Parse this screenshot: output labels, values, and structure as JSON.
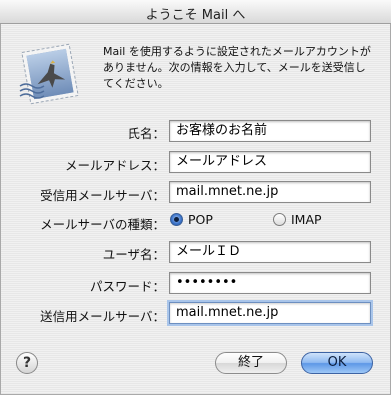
{
  "window": {
    "title": "ようこそ Mail へ"
  },
  "intro": {
    "text": "Mail を使用するように設定されたメールアカウントがありません。次の情報を入力して、メールを送受信してください。"
  },
  "form": {
    "name_label": "氏名：",
    "name_value": "お客様のお名前",
    "email_label": "メールアドレス：",
    "email_value": "メールアドレス",
    "incoming_label": "受信用メールサーバ：",
    "incoming_value": "mail.mnet.ne.jp",
    "server_type_label": "メールサーバの種類：",
    "server_type_options": [
      "POP",
      "IMAP"
    ],
    "server_type_selected": "POP",
    "user_label": "ユーザ名：",
    "user_value": "メールＩＤ",
    "password_label": "パスワード：",
    "password_value": "••••••••",
    "outgoing_label": "送信用メールサーバ：",
    "outgoing_value": "mail.mnet.ne.jp"
  },
  "buttons": {
    "help": "?",
    "cancel": "終了",
    "ok": "OK"
  },
  "icons": {
    "app": "mail-stamp-icon",
    "help": "help-icon"
  }
}
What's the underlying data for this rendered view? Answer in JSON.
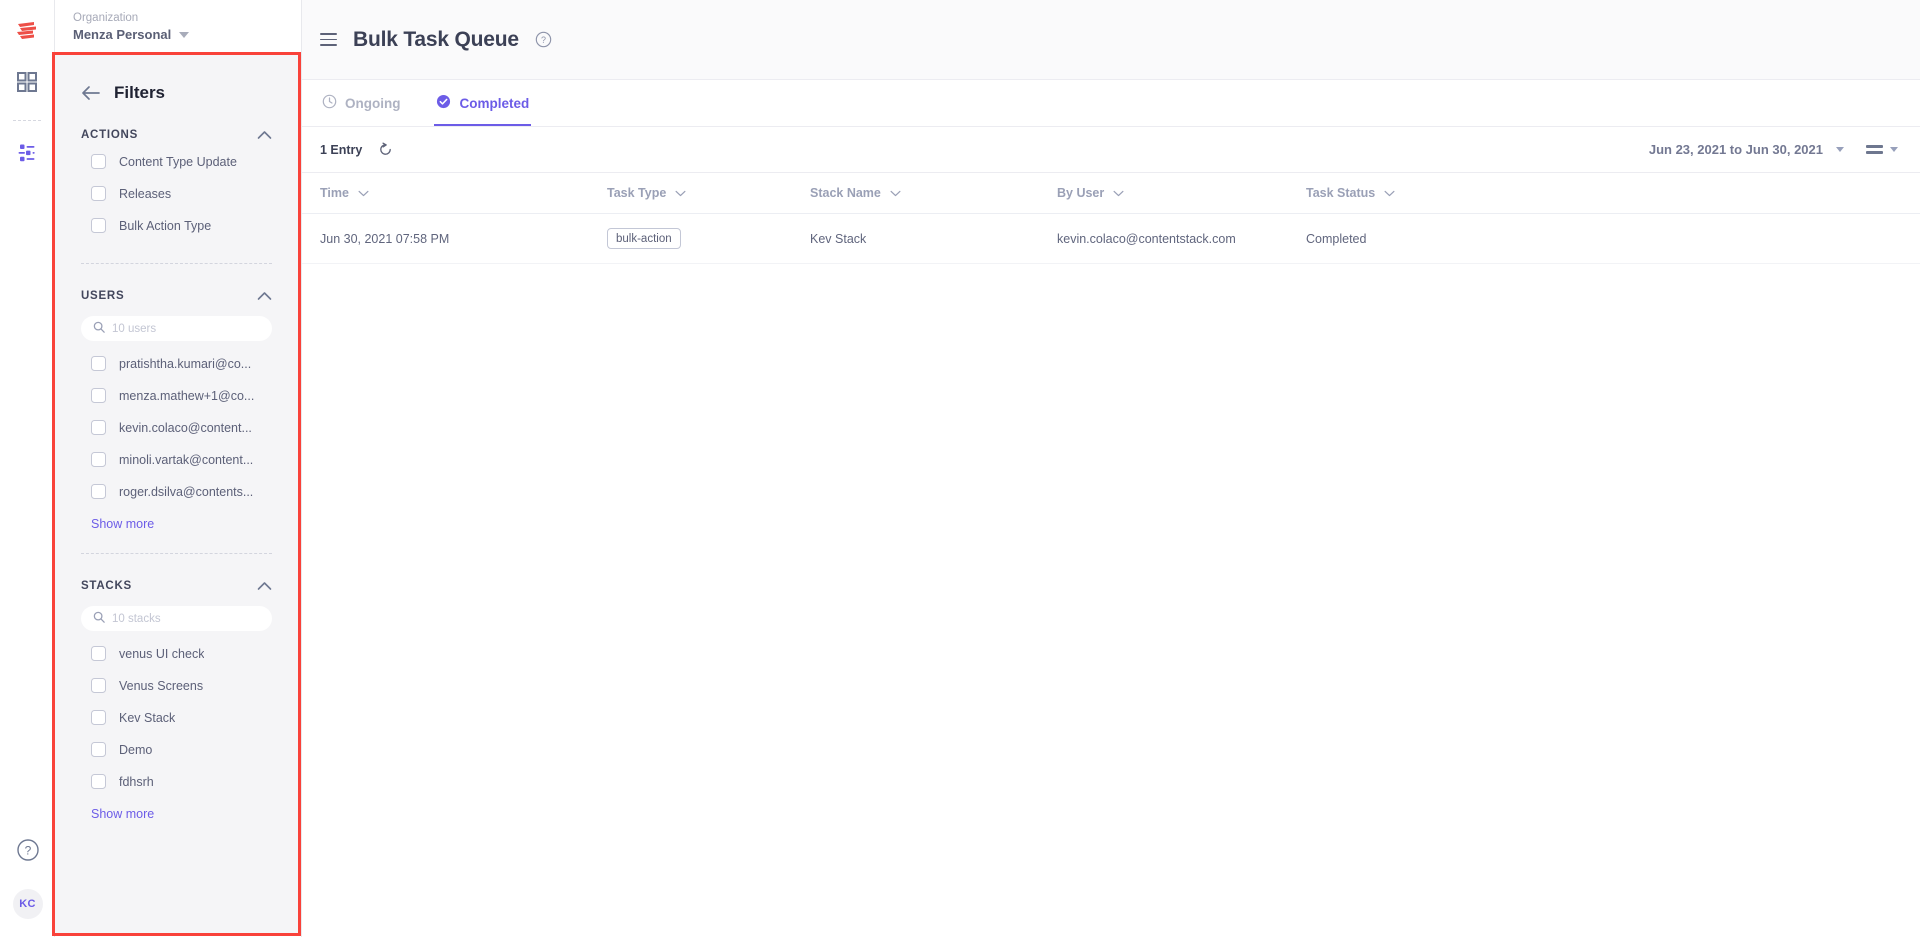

+ + + +

Copy the records above exactly. The pictures are not part of the copy.

Parse this screenshot: output labels, values, and structure as JSON.
{
  "window": {
    "title": "ようこそ Mail へ"
  },
  "intro": {
    "text": "Mail を使用するように設定されたメールアカウントがありません。次の情報を入力して、メールを送受信してください。"
  },
  "form": {
    "name_label": "氏名：",
    "name_value": "お客様のお名前",
    "email_label": "メールアドレス：",
    "email_value": "メールアドレス",
    "incoming_label": "受信用メールサーバ：",
    "incoming_value": "mail.mnet.ne.jp",
    "server_type_label": "メールサーバの種類：",
    "server_type_options": [
      "POP",
      "IMAP"
    ],
    "server_type_selected": "POP",
    "user_label": "ユーザ名：",
    "user_value": "メールＩＤ",
    "password_label": "パスワード：",
    "password_value": "••••••••",
    "outgoing_label": "送信用メールサーバ：",
    "outgoing_value": "mail.mnet.ne.jp"
  },
  "buttons": {
    "help": "?",
    "cancel": "終了",
    "ok": "OK"
  },
  "icons": {
    "app": "mail-stamp-icon",
    "help": "help-icon"
  }
}
What's the underlying data for this rendered view? Answer in JSON.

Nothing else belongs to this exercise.